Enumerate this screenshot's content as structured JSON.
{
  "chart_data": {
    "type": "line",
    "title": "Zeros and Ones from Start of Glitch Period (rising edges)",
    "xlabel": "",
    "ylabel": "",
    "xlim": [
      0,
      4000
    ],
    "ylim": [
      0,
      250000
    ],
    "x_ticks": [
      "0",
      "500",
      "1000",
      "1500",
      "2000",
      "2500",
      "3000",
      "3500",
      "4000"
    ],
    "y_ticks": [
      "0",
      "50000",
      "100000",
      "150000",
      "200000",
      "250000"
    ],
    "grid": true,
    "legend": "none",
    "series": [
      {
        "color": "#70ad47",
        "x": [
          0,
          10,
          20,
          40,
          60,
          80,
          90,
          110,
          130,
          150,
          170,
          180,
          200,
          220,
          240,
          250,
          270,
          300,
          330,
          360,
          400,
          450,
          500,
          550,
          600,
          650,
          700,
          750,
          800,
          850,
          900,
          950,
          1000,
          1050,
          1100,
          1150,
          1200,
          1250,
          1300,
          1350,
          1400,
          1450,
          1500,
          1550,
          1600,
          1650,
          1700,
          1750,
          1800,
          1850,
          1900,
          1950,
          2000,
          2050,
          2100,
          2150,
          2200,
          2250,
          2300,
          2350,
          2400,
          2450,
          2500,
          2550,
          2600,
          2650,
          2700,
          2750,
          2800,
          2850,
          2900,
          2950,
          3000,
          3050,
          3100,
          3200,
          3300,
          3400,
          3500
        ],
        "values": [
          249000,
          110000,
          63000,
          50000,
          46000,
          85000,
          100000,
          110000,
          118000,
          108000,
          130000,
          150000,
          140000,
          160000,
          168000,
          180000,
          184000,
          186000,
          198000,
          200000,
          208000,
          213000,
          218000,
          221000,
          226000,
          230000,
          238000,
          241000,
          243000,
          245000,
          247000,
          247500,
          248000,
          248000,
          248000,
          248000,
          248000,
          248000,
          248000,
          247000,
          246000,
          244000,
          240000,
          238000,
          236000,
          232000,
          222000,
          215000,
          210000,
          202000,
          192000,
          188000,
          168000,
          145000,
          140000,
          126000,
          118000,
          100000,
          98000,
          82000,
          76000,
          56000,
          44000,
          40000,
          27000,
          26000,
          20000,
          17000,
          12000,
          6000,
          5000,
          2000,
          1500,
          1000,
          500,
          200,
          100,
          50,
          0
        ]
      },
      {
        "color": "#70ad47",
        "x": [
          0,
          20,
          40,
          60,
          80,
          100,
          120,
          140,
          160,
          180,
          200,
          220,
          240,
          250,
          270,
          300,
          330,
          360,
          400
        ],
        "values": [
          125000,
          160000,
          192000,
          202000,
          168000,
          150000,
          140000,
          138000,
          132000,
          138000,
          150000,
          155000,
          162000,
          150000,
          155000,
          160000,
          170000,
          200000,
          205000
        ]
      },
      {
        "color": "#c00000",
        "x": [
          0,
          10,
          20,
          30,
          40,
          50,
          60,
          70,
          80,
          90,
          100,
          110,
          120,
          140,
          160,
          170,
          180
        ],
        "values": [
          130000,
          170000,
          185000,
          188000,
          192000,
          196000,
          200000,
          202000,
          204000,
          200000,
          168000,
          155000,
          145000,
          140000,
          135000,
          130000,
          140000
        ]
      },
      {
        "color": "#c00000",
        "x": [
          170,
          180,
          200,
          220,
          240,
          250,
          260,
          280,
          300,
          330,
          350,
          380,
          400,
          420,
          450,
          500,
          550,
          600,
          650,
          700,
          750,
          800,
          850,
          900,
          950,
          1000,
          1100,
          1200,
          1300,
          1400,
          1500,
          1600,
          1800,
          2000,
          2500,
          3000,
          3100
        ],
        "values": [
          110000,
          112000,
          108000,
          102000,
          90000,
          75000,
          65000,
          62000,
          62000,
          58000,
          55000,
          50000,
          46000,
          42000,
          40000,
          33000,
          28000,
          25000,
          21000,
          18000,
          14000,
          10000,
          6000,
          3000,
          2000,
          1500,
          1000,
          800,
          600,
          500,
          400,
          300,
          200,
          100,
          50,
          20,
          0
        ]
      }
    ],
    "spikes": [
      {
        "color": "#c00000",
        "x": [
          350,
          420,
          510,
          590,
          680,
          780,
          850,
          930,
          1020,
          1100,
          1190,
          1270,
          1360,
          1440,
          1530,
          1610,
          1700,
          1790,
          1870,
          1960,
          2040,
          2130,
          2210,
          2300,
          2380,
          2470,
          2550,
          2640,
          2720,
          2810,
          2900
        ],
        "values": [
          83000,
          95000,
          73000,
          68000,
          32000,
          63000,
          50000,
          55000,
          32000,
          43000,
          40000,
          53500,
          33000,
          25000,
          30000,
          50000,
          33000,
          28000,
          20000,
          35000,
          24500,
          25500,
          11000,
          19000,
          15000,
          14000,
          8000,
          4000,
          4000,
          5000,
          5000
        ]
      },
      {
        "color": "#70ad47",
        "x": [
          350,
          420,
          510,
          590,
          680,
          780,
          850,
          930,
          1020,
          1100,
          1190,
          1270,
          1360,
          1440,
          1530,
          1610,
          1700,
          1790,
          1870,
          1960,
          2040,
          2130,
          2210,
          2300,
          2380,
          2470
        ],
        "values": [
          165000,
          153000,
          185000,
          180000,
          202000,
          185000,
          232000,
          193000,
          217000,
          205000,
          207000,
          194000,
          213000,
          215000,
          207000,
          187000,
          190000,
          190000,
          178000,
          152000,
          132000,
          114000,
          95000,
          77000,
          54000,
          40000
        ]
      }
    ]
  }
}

+--

Copy every record exactly, with nothing added or dropped.

Reply to the task
Enumerate this screenshot's content as structured JSON.
{
  "chart_data": {
    "type": "line",
    "title": "Zeros and Ones from Start of Glitch Period (rising edges)",
    "xlabel": "",
    "ylabel": "",
    "xlim": [
      0,
      4000
    ],
    "ylim": [
      0,
      250000
    ],
    "x_ticks": [
      "0",
      "500",
      "1000",
      "1500",
      "2000",
      "2500",
      "3000",
      "3500",
      "4000"
    ],
    "y_ticks": [
      "0",
      "50000",
      "100000",
      "150000",
      "200000",
      "250000"
    ],
    "grid": true,
    "legend": "none",
    "series": [
      {
        "color": "#70ad47",
        "x": [
          0,
          10,
          20,
          40,
          60,
          80,
          90,
          110,
          130,
          150,
          170,
          180,
          200,
          220,
          240,
          250,
          270,
          300,
          330,
          360,
          400,
          450,
          500,
          550,
          600,
          650,
          700,
          750,
          800,
          850,
          900,
          950,
          1000,
          1050,
          1100,
          1150,
          1200,
          1250,
          1300,
          1350,
          1400,
          1450,
          1500,
          1550,
          1600,
          1650,
          1700,
          1750,
          1800,
          1850,
          1900,
          1950,
          2000,
          2050,
          2100,
          2150,
          2200,
          2250,
          2300,
          2350,
          2400,
          2450,
          2500,
          2550,
          2600,
          2650,
          2700,
          2750,
          2800,
          2850,
          2900,
          2950,
          3000,
          3050,
          3100,
          3200,
          3300,
          3400,
          3500
        ],
        "values": [
          249000,
          110000,
          63000,
          50000,
          46000,
          85000,
          100000,
          110000,
          118000,
          108000,
          130000,
          150000,
          140000,
          160000,
          168000,
          180000,
          184000,
          186000,
          198000,
          200000,
          208000,
          213000,
          218000,
          221000,
          226000,
          230000,
          238000,
          241000,
          243000,
          245000,
          247000,
          247500,
          248000,
          248000,
          248000,
          248000,
          248000,
          248000,
          248000,
          247000,
          246000,
          244000,
          240000,
          238000,
          236000,
          232000,
          222000,
          215000,
          210000,
          202000,
          192000,
          188000,
          168000,
          145000,
          140000,
          126000,
          118000,
          100000,
          98000,
          82000,
          76000,
          56000,
          44000,
          40000,
          27000,
          26000,
          20000,
          17000,
          12000,
          6000,
          5000,
          2000,
          1500,
          1000,
          500,
          200,
          100,
          50,
          0
        ]
      },
      {
        "color": "#70ad47",
        "x": [
          0,
          20,
          40,
          60,
          80,
          100,
          120,
          140,
          160,
          180,
          200,
          220,
          240,
          250,
          270,
          300,
          330,
          360,
          400
        ],
        "values": [
          125000,
          160000,
          192000,
          202000,
          168000,
          150000,
          140000,
          138000,
          132000,
          138000,
          150000,
          155000,
          162000,
          150000,
          155000,
          160000,
          170000,
          200000,
          205000
        ]
      },
      {
        "color": "#c00000",
        "x": [
          0,
          10,
          20,
          30,
          40,
          50,
          60,
          70,
          80,
          90,
          100,
          110,
          120,
          140,
          160,
          170,
          180
        ],
        "values": [
          130000,
          170000,
          185000,
          188000,
          192000,
          196000,
          200000,
          202000,
          204000,
          200000,
          168000,
          155000,
          145000,
          140000,
          135000,
          130000,
          140000
        ]
      },
      {
        "color": "#c00000",
        "x": [
          170,
          180,
          200,
          220,
          240,
          250,
          260,
          280,
          300,
          330,
          350,
          380,
          400,
          420,
          450,
          500,
          550,
          600,
          650,
          700,
          750,
          800,
          850,
          900,
          950,
          1000,
          1100,
          1200,
          1300,
          1400,
          1500,
          1600,
          1800,
          2000,
          2500,
          3000,
          3100
        ],
        "values": [
          110000,
          112000,
          108000,
          102000,
          90000,
          75000,
          65000,
          62000,
          62000,
          58000,
          55000,
          50000,
          46000,
          42000,
          40000,
          33000,
          28000,
          25000,
          21000,
          18000,
          14000,
          10000,
          6000,
          3000,
          2000,
          1500,
          1000,
          800,
          600,
          500,
          400,
          300,
          200,
          100,
          50,
          20,
          0
        ]
      }
    ],
    "spikes": [
      {
        "color": "#c00000",
        "x": [
          350,
          420,
          510,
          590,
          680,
          780,
          850,
          930,
          1020,
          1100,
          1190,
          1270,
          1360,
          1440,
          1530,
          1610,
          1700,
          1790,
          1870,
          1960,
          2040,
          2130,
          2210,
          2300,
          2380,
          2470,
          2550,
          2640,
          2720,
          2810,
          2900
        ],
        "values": [
          83000,
          95000,
          73000,
          68000,
          32000,
          63000,
          50000,
          55000,
          32000,
          43000,
          40000,
          53500,
          33000,
          25000,
          30000,
          50000,
          33000,
          28000,
          20000,
          35000,
          24500,
          25500,
          11000,
          19000,
          15000,
          14000,
          8000,
          4000,
          4000,
          5000,
          5000
        ]
      },
      {
        "color": "#70ad47",
        "x": [
          350,
          420,
          510,
          590,
          680,
          780,
          850,
          930,
          1020,
          1100,
          1190,
          1270,
          1360,
          1440,
          1530,
          1610,
          1700,
          1790,
          1870,
          1960,
          2040,
          2130,
          2210,
          2300,
          2380,
          2470
        ],
        "values": [
          165000,
          153000,
          185000,
          180000,
          202000,
          185000,
          232000,
          193000,
          217000,
          205000,
          207000,
          194000,
          213000,
          215000,
          207000,
          187000,
          190000,
          190000,
          178000,
          152000,
          132000,
          114000,
          95000,
          77000,
          54000,
          40000
        ]
      }
    ]
  }
}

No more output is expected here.